• _GIVEN PROBLEM_: Search the listing below for "Grupos". Copy each matching line.
>> Begin RECORDS
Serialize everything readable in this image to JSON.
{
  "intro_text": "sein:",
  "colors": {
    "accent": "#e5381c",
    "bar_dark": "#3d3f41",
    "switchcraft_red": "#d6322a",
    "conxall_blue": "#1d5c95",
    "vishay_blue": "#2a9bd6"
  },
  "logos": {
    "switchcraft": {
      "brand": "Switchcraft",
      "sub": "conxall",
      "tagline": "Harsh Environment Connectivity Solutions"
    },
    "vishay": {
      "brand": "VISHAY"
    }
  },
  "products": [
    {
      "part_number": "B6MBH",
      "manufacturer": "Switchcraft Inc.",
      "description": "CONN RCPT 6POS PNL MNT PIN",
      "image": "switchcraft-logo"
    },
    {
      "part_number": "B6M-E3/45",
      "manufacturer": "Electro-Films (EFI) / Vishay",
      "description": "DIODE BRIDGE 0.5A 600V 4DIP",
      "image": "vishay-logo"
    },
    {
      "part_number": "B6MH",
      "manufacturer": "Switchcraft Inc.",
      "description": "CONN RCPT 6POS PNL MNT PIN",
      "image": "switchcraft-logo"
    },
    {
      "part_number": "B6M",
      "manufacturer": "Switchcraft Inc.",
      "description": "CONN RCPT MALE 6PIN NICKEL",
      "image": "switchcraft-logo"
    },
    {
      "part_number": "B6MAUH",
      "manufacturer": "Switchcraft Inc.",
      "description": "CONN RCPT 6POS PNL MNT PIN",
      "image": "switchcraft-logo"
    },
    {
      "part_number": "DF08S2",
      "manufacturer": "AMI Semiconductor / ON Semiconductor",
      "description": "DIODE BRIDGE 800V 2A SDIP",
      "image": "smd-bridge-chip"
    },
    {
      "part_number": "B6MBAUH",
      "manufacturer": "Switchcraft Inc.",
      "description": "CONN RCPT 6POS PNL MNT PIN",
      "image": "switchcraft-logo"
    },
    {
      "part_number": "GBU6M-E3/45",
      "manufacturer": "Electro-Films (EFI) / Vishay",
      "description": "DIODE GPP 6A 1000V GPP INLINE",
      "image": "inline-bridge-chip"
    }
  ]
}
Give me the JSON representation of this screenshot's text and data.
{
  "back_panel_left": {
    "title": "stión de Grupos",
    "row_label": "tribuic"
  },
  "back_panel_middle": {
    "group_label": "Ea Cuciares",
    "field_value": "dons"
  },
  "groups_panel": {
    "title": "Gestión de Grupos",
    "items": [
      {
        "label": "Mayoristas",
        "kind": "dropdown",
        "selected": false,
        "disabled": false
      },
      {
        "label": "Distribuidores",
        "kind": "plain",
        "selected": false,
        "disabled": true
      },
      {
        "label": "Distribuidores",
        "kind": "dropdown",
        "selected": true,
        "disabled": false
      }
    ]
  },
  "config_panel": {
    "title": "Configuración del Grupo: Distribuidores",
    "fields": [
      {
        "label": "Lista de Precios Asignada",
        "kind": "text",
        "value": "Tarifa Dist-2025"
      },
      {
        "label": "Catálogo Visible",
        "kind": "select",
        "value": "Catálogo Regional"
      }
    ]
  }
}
>> End RECORDS
• _TASK RESPONSE_:
    "title": "stión de Grupos",
    "title": "Gestión de Grupos",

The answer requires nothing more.